◆ Tugas Kerja A
Kutiplah bagian teks tentang penahanan Pramoedya Ananta Toer dari "Permohonan penulis yang" sampai "diasingkan tanpa pengadilan.".
◆ Tugas Kerja B
Jawablah pertanyaan berikut berdasarkan teks tentang penahanan Pramoedya Ananta Toer.
(i) Pada bulan dan tahun berapa Pramoedya Ananta Toer ditangkap?
(ii) Di pulau mana Pram ditahan sebelum dibawa ke Pulau Buru?
(iii) Berapa tahun masa penahanan Pram?

=== Teks Pilihan ===

KABAR WONOSOBO― Pada bulan Oktober 1965, dua minggu selepas kegagalan kudeta Partai Komunis Indonesia yang lantas memunculkan rezim Seoharto, Pramoedya Ananta Toer ditangkap dalam rangka pembersihan kaum nasionalis kiri.
Permohonan penulis yang akrab disapa Pram agar perpustakaannya diselamatkan, tidak dihiraukan. Ia juga harus kehilangan buku-bukunya yang dibakar dan rumahnya pun turut disita.
Setelah ditahan di Pulau Nusakambangan, Pram kemudian dibawa ke Pulau Buru bersama ribuan tahanan politik. Di Pulau Buru, Pram diasingkan tanpa pengadilan.
Baca Juga: Buku Irfan Afifi Saya, Jawa, dan Islam Terlahir Hasil dari Proses Lelaku Mengenali Diri dan Sejarah
Seoharto terbukti gagal membungkam Pram selama 14 tahun masa penahanan. Menjadi satu dari sekian tahanan politik di Pulau Buru, justru memberikan waktu kepada Pram untuk menyelesaikan tetralogi yang kini dikenal seluruh dunia dengan Tetralogi Buru dengan buku pembuka Bumi Manusia.

=== Data Terekam ===

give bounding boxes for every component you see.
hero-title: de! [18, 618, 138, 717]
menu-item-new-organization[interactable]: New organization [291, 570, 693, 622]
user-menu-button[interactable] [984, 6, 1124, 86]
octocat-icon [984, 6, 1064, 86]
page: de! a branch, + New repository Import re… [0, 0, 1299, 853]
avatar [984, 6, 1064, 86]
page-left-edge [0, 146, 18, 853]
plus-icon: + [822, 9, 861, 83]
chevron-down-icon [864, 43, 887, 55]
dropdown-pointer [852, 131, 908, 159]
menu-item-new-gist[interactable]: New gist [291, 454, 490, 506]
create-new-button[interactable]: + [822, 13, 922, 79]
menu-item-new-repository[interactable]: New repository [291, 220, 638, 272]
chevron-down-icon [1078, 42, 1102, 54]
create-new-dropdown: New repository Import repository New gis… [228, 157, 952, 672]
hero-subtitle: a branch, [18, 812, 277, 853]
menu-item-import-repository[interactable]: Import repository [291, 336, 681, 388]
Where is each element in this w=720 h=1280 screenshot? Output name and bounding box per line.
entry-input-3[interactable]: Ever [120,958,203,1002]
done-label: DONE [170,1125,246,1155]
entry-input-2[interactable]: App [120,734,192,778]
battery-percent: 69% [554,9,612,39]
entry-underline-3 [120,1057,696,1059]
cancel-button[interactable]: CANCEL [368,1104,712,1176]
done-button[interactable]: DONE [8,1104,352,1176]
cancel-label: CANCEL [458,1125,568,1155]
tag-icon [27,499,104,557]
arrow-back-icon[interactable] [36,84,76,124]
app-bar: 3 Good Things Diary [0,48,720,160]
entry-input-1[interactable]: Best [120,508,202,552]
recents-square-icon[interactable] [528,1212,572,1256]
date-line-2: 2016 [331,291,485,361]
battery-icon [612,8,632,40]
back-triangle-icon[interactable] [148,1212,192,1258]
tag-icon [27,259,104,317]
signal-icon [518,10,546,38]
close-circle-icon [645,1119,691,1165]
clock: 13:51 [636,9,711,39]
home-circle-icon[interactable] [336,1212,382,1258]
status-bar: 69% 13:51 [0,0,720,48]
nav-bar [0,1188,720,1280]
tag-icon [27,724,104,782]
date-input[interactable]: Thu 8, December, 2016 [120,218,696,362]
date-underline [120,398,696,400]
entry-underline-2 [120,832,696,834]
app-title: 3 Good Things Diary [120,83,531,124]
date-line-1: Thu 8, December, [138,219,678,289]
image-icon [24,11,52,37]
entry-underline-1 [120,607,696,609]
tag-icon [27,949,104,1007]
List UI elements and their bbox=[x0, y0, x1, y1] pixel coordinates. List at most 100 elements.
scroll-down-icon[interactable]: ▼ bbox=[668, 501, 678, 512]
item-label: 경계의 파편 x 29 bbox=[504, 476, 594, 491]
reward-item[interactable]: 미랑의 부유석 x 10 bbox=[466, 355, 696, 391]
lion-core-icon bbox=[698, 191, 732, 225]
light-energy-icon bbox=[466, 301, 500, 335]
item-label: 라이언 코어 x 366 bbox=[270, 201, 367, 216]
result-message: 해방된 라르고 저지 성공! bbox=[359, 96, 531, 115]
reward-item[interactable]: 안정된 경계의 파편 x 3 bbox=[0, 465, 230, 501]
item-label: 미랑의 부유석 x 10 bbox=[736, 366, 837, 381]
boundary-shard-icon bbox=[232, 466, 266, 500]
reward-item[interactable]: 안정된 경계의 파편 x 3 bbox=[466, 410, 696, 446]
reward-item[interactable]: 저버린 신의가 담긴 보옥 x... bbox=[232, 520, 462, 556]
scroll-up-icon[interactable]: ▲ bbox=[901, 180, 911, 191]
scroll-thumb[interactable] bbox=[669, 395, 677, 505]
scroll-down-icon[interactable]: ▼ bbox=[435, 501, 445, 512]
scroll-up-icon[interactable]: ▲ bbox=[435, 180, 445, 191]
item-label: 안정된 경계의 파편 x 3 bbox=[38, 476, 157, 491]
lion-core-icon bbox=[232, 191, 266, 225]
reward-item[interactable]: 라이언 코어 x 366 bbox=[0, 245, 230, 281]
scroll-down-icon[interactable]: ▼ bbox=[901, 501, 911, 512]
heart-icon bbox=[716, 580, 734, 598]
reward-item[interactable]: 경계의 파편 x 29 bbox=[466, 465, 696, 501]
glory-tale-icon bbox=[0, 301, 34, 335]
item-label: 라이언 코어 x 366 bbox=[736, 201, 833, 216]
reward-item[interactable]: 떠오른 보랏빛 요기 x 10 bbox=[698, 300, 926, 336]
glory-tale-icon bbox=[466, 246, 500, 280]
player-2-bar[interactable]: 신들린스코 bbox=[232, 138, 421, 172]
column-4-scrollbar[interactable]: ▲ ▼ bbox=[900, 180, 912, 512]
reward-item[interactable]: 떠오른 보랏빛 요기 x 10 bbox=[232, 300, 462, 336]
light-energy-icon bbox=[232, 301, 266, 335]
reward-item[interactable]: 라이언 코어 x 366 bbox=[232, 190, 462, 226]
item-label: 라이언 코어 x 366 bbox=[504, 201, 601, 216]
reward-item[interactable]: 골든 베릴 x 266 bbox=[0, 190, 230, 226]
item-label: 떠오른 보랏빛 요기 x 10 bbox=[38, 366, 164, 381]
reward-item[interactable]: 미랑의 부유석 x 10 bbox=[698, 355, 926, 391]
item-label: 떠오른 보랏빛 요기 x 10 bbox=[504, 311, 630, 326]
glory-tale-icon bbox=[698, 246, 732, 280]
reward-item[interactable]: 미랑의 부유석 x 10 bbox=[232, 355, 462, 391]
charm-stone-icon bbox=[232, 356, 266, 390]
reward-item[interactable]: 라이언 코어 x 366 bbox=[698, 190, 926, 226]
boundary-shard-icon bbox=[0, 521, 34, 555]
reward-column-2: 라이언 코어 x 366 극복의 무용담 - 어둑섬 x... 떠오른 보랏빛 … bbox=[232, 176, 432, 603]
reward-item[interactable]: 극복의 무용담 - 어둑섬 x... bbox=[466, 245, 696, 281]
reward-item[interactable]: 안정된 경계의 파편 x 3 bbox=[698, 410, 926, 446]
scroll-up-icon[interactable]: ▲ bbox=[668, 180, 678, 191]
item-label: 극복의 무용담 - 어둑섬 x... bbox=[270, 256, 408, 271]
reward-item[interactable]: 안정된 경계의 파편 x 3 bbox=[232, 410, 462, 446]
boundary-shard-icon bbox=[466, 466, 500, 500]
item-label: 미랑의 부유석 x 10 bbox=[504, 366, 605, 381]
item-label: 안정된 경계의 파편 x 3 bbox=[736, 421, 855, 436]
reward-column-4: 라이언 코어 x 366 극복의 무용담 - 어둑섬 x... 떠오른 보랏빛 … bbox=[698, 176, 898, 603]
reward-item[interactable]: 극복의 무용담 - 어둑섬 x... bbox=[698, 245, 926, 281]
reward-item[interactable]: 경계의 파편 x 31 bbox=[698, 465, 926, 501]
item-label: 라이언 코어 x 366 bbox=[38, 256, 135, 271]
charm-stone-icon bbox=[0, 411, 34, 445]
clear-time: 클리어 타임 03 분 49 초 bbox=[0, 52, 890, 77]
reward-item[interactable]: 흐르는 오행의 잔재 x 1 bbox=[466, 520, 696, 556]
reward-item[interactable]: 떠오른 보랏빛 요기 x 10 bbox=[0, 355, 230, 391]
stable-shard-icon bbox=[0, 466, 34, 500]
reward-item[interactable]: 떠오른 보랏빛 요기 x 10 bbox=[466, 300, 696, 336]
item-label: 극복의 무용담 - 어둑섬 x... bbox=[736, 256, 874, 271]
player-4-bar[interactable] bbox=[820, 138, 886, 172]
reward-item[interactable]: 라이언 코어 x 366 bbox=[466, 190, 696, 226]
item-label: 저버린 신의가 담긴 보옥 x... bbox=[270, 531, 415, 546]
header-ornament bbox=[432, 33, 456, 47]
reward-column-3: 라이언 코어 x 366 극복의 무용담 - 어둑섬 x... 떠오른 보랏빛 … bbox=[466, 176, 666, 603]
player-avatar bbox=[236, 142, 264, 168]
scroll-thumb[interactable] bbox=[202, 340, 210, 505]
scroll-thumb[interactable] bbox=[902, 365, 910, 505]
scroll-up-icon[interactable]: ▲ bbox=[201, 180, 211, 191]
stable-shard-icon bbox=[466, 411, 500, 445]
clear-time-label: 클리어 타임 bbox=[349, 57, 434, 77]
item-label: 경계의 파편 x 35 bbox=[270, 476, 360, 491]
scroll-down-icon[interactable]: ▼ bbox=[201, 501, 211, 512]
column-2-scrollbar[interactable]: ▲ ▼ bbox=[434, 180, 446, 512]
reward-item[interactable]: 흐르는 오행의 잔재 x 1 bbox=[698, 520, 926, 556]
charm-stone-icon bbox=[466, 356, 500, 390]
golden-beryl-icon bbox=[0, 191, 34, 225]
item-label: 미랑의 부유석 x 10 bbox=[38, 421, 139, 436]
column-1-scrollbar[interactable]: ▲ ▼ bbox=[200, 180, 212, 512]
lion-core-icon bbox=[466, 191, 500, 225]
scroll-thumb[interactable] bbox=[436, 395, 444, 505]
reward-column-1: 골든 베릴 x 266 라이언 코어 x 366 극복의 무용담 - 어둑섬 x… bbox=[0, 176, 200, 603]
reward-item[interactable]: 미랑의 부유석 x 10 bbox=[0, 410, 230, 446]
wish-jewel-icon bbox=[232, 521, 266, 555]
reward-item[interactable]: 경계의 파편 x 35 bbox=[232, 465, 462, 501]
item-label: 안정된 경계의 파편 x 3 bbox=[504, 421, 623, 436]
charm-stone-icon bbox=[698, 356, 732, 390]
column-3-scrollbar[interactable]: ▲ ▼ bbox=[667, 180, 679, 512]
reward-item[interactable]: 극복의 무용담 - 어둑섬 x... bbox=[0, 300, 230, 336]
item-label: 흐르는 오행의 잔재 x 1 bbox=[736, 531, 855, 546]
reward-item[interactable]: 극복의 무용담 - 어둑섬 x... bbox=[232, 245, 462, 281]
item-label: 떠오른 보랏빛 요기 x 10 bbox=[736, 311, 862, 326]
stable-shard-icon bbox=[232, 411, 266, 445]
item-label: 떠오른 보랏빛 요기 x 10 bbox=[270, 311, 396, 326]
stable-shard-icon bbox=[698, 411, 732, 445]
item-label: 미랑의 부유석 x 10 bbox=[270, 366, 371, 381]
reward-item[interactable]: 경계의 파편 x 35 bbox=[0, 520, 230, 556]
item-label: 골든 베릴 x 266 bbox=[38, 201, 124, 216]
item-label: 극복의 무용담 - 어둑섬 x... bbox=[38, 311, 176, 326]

===

◆ Kotak Jawaban A
Permohonan penulis yang akrab disapa Pram agar perpustakaannya diselamatkan, tidak dihiraukan. Ia juga harus kehilangan buku-bukunya yang dibakar dan rumahnya pun turut disita.
Setelah ditahan di Pulau Nusakambangan, Pram kemudian dibawa ke Pulau Buru bersama ribuan tahanan politik. Di Pulau Buru, Pram diasingkan tanpa pengadilan.

◆ Kotak Jawaban B
(i) Oktober 1965
(ii) Pulau Nusakambangan
(iii) 14 tahun